start RECORD SET

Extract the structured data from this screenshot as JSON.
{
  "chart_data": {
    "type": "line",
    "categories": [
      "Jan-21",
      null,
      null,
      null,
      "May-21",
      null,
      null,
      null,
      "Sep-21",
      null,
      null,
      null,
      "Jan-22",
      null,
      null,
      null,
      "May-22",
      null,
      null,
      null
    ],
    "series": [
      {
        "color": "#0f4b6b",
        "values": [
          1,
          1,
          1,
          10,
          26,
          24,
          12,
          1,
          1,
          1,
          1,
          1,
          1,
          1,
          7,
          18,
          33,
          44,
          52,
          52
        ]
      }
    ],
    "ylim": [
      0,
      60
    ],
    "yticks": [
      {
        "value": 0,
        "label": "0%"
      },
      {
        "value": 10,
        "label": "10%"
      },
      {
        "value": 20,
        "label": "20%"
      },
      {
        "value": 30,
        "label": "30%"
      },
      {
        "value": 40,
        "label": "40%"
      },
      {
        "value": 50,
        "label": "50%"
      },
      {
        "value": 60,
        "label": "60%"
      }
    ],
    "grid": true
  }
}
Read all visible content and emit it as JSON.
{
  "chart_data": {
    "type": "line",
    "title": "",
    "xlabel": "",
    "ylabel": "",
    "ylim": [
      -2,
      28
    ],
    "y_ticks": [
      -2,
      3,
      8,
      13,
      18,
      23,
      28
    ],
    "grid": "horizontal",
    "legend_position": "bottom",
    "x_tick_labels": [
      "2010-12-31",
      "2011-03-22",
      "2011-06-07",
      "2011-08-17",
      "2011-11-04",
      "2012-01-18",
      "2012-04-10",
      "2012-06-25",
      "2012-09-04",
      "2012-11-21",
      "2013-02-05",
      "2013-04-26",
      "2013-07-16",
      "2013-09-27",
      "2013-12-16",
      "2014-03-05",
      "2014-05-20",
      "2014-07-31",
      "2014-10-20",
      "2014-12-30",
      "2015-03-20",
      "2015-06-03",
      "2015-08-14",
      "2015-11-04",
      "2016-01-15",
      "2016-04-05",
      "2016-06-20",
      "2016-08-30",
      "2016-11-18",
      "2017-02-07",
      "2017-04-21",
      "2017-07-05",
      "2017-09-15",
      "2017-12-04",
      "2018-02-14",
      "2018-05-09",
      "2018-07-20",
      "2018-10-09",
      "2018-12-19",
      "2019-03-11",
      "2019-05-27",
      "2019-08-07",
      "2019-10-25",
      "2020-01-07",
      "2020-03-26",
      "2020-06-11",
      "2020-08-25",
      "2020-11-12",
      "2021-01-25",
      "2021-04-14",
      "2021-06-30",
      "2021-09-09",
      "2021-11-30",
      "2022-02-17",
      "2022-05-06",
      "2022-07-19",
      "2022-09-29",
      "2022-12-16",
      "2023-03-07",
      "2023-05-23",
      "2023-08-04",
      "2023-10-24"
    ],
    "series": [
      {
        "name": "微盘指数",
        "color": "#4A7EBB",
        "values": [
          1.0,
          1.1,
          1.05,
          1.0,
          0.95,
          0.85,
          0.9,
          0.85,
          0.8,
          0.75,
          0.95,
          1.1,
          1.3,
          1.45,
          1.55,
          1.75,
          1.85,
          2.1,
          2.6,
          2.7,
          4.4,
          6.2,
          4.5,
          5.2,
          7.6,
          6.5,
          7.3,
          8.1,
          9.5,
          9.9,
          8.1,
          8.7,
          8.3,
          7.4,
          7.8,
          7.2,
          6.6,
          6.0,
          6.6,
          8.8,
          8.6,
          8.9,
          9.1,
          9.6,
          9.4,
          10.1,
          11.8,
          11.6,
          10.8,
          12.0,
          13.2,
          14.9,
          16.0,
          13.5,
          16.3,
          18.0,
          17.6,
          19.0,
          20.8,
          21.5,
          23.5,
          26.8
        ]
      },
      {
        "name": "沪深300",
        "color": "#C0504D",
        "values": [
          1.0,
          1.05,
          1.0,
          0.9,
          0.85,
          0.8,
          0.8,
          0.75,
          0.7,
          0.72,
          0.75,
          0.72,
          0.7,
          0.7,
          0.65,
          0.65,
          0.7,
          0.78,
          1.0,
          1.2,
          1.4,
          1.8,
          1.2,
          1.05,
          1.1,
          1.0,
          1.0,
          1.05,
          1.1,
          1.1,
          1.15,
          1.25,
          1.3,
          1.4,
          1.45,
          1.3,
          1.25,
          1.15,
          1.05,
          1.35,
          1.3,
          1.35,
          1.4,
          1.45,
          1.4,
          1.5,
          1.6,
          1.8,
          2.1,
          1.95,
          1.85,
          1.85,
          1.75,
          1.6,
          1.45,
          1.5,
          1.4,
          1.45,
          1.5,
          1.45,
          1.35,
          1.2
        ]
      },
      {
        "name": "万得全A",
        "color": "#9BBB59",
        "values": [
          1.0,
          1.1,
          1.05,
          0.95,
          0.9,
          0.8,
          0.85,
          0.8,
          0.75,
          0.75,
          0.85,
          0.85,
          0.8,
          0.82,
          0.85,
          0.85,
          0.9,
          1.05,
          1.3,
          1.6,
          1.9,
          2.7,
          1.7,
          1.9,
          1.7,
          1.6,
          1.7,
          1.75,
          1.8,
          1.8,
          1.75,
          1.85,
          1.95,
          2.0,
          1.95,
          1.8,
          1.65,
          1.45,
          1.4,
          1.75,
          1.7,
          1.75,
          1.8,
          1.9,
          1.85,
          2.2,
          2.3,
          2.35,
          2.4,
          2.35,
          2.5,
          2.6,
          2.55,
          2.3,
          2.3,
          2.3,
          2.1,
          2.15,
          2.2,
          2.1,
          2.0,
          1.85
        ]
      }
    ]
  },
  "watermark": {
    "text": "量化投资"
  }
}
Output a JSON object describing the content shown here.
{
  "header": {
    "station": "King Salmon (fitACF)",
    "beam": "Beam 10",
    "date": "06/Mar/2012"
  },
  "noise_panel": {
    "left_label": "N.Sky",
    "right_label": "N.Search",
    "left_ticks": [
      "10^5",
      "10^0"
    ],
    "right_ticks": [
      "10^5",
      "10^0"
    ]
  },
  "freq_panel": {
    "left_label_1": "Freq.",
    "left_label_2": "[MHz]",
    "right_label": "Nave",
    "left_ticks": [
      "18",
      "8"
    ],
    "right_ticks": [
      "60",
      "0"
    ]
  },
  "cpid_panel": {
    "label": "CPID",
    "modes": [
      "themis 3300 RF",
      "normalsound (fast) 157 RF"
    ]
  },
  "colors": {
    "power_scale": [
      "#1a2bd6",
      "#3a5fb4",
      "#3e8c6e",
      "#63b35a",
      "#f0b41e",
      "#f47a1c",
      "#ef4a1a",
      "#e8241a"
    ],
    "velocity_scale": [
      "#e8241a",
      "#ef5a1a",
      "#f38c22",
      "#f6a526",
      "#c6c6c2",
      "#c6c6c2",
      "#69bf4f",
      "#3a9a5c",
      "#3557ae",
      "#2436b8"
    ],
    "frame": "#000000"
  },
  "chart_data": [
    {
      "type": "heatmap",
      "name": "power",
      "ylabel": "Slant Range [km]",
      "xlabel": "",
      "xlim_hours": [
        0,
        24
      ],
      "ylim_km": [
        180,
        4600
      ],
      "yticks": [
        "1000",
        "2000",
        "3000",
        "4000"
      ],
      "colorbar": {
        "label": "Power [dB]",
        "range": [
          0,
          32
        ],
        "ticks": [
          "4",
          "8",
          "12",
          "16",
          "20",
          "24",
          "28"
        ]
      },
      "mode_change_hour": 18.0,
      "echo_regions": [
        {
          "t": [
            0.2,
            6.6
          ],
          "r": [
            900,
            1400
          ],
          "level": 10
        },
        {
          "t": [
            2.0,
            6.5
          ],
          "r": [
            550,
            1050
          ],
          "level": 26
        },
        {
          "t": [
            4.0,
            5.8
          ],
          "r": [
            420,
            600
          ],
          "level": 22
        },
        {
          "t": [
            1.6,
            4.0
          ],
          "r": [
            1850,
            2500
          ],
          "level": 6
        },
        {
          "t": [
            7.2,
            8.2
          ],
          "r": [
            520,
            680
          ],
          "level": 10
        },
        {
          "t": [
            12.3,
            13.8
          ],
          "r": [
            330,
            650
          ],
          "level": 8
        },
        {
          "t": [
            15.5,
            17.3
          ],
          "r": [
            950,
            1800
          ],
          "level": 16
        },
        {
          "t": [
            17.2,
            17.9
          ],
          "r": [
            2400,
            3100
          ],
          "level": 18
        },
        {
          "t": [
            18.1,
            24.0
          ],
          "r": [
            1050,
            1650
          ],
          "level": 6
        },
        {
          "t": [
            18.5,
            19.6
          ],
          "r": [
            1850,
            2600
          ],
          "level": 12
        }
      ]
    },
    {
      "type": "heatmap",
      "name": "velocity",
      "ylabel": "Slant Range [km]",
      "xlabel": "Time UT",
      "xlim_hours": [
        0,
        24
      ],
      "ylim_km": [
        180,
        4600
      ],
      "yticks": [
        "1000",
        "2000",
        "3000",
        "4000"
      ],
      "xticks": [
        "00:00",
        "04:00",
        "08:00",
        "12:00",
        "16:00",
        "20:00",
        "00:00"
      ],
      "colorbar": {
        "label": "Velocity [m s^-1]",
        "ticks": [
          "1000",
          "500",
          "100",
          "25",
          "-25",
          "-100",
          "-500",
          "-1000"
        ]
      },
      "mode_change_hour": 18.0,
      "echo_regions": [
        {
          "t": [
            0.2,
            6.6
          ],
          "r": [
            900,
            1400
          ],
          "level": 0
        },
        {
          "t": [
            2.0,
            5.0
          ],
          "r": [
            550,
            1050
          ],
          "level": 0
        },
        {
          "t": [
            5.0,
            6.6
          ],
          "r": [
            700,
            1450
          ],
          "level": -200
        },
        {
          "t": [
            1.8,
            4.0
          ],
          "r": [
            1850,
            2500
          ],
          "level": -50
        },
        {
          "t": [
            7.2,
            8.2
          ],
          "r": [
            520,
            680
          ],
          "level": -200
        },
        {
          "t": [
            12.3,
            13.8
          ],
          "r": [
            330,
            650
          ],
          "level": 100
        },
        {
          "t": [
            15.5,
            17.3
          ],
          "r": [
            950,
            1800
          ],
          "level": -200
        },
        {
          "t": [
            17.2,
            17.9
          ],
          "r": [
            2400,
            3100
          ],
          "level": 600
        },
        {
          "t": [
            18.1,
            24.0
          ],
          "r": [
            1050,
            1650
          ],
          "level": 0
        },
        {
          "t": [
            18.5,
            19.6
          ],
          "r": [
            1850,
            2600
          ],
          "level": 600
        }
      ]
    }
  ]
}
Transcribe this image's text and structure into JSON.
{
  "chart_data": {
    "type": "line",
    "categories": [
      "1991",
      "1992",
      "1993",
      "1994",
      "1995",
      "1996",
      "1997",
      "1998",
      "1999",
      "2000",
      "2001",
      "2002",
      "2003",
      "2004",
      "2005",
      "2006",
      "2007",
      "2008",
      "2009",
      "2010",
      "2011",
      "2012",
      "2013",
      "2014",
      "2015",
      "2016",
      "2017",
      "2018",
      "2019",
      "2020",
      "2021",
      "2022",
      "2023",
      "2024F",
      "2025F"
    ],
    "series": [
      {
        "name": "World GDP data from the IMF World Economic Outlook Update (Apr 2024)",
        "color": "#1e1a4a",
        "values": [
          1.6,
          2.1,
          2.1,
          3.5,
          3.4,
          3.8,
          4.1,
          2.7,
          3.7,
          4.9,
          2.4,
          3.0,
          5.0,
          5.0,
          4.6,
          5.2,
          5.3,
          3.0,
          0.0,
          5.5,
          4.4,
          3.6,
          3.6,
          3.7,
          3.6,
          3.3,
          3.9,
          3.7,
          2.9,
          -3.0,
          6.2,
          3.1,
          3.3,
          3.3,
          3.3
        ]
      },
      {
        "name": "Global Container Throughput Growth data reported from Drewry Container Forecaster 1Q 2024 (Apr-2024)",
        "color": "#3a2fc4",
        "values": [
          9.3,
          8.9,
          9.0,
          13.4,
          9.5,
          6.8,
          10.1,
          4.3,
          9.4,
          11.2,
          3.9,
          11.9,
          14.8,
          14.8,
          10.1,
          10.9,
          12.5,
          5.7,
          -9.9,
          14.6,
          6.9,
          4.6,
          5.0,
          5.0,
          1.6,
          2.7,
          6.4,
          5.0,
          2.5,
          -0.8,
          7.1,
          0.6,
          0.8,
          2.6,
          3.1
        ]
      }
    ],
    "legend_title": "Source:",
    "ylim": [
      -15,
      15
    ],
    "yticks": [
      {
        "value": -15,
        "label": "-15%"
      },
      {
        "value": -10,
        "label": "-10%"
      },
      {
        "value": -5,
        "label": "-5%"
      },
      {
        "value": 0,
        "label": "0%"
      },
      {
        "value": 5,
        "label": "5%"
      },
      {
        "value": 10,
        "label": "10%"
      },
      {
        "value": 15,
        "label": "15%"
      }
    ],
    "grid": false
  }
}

end RECORD SET

*DIRECTIONS*.
Which lines above hold the word "grid"? Copy each of them.

*REPLY*.
    "grid": true
    "grid": "horizontal",
    "grid": false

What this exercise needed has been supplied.